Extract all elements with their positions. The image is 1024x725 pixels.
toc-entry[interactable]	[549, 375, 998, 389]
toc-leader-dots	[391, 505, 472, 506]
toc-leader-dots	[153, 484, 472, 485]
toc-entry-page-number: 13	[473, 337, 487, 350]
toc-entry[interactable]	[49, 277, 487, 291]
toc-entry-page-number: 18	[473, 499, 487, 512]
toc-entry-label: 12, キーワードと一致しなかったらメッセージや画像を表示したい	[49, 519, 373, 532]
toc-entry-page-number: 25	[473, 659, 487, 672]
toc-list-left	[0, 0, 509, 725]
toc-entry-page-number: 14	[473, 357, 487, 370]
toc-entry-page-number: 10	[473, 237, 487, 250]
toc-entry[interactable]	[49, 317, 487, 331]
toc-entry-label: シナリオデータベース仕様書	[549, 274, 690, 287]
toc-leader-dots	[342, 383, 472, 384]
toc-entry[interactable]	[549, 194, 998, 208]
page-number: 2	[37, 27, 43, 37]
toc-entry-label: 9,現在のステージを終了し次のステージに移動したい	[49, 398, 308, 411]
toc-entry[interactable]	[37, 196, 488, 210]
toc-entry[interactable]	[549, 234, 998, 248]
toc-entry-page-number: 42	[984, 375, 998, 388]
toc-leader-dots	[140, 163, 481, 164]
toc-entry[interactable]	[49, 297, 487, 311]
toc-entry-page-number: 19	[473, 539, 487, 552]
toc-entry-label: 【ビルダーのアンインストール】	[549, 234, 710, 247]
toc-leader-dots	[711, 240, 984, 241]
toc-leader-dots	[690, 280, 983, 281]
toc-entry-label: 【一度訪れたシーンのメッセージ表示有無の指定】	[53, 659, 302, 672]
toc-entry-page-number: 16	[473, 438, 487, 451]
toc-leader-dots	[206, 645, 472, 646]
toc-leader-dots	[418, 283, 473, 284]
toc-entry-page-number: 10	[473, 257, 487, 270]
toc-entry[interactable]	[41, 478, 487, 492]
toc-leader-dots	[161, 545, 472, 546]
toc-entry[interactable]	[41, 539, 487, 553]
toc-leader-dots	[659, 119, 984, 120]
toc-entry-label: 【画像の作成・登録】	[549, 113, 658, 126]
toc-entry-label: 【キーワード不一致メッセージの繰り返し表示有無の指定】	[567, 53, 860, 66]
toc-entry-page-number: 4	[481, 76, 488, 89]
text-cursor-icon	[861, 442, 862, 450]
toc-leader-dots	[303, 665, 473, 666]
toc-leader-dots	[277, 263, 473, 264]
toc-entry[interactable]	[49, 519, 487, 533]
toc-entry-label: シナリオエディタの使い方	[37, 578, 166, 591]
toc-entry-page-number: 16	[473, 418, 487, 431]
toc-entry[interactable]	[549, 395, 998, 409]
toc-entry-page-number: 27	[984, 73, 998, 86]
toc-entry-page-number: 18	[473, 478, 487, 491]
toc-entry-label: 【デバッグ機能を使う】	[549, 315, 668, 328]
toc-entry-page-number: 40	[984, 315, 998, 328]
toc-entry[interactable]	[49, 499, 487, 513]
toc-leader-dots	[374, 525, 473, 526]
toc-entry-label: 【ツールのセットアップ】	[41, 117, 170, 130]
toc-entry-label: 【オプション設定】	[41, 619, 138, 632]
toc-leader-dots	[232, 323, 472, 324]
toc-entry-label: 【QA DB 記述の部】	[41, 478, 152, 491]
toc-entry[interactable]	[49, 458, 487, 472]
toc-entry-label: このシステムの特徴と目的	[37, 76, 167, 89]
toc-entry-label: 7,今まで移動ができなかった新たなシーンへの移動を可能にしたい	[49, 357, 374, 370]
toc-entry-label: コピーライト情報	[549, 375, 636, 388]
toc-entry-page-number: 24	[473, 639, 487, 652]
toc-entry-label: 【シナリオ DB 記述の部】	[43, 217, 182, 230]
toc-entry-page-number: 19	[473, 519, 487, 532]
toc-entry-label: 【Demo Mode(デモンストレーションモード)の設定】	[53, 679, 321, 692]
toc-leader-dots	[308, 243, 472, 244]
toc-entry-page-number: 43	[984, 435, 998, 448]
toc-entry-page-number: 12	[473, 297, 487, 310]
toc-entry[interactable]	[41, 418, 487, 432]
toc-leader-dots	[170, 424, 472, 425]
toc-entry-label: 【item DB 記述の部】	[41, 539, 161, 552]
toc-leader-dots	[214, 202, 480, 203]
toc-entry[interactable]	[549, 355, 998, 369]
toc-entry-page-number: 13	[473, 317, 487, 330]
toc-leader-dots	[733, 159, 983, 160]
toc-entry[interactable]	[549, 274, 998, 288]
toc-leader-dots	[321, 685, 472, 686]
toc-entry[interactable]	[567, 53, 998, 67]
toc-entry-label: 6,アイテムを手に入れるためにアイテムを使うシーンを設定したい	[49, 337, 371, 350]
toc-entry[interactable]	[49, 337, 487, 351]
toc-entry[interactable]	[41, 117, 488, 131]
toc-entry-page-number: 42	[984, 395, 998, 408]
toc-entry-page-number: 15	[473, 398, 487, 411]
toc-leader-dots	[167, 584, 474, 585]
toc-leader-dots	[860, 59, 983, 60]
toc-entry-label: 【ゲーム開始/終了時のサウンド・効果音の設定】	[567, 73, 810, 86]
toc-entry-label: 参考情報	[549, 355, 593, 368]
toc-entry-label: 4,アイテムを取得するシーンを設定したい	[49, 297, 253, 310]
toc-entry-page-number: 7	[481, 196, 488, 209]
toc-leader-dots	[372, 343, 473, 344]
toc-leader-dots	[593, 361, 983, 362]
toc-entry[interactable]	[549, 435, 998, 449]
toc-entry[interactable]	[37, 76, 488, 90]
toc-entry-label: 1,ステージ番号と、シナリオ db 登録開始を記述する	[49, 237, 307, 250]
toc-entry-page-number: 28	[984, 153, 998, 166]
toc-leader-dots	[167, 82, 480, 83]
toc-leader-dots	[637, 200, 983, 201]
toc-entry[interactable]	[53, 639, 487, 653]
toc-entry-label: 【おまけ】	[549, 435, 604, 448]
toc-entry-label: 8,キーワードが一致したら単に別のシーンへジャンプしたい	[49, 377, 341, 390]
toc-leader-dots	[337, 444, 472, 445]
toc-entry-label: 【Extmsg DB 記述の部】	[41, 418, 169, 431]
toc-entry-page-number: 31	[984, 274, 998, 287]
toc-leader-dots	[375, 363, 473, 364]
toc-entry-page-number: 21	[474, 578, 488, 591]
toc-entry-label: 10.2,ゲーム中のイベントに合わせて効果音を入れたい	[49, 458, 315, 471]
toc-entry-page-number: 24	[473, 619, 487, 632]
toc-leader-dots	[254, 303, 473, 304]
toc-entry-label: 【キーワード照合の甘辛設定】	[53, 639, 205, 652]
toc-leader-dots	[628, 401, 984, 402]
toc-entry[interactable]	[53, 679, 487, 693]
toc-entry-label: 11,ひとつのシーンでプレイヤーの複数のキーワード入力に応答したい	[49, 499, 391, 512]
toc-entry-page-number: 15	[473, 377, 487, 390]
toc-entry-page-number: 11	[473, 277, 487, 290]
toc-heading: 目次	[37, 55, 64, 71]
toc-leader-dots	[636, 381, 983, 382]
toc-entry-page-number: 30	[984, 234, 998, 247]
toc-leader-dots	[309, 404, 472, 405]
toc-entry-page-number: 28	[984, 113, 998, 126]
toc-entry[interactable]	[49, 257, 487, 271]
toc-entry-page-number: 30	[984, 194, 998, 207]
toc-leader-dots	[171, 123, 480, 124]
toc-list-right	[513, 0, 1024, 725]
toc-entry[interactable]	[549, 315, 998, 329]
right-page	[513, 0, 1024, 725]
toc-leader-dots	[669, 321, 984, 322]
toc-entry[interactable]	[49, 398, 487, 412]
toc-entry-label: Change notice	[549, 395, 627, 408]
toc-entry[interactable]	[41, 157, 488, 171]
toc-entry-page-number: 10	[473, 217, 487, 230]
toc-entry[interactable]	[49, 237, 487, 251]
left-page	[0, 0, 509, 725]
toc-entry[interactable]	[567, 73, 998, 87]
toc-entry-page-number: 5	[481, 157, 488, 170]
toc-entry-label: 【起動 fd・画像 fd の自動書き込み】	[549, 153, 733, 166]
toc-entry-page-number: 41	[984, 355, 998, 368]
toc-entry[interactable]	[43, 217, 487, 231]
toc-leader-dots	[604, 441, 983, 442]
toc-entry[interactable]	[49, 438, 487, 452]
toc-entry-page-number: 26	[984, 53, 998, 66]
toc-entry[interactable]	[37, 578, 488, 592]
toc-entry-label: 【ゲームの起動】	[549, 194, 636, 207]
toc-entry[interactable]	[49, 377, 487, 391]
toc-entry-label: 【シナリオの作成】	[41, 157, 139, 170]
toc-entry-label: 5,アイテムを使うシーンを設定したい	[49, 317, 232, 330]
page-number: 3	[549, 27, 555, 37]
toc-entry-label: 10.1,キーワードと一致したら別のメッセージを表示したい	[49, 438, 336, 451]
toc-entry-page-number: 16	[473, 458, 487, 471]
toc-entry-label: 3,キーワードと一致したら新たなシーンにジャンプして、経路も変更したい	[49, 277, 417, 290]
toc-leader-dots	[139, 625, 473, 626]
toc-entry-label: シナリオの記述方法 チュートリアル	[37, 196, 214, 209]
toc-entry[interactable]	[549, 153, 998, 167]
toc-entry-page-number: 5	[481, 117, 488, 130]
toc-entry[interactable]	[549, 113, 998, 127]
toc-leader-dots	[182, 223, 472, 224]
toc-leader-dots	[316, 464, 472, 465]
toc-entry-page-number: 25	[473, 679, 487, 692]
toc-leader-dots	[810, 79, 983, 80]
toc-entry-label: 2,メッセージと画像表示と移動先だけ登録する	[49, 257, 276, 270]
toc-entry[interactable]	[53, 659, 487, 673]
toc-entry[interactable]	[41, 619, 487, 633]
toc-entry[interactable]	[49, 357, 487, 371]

-- WORK REQUIRED --
Reproduce the items line for line, starting at the very first line and stopping after the line that contains "163, 481, 164]", with both of those lines included.

-- RESPONSE TO THE EXERCISE --
Extract all elements with their positions. The image is 1024x725 pixels.
toc-entry[interactable]	[549, 375, 998, 389]
toc-leader-dots	[391, 505, 472, 506]
toc-leader-dots	[153, 484, 472, 485]
toc-entry-page-number: 13	[473, 337, 487, 350]
toc-entry[interactable]	[49, 277, 487, 291]
toc-entry-page-number: 18	[473, 499, 487, 512]
toc-entry-label: 12, キーワードと一致しなかったらメッセージや画像を表示したい	[49, 519, 373, 532]
toc-entry-page-number: 25	[473, 659, 487, 672]
toc-list-left	[0, 0, 509, 725]
toc-entry-page-number: 14	[473, 357, 487, 370]
toc-entry-page-number: 10	[473, 237, 487, 250]
toc-entry[interactable]	[49, 317, 487, 331]
toc-entry-label: シナリオデータベース仕様書	[549, 274, 690, 287]
toc-leader-dots	[342, 383, 472, 384]
toc-entry[interactable]	[549, 194, 998, 208]
page-number: 2	[37, 27, 43, 37]
toc-entry-label: 9,現在のステージを終了し次のステージに移動したい	[49, 398, 308, 411]
toc-entry[interactable]	[37, 196, 488, 210]
toc-entry[interactable]	[549, 234, 998, 248]
toc-entry-page-number: 42	[984, 375, 998, 388]
toc-leader-dots	[140, 163, 481, 164]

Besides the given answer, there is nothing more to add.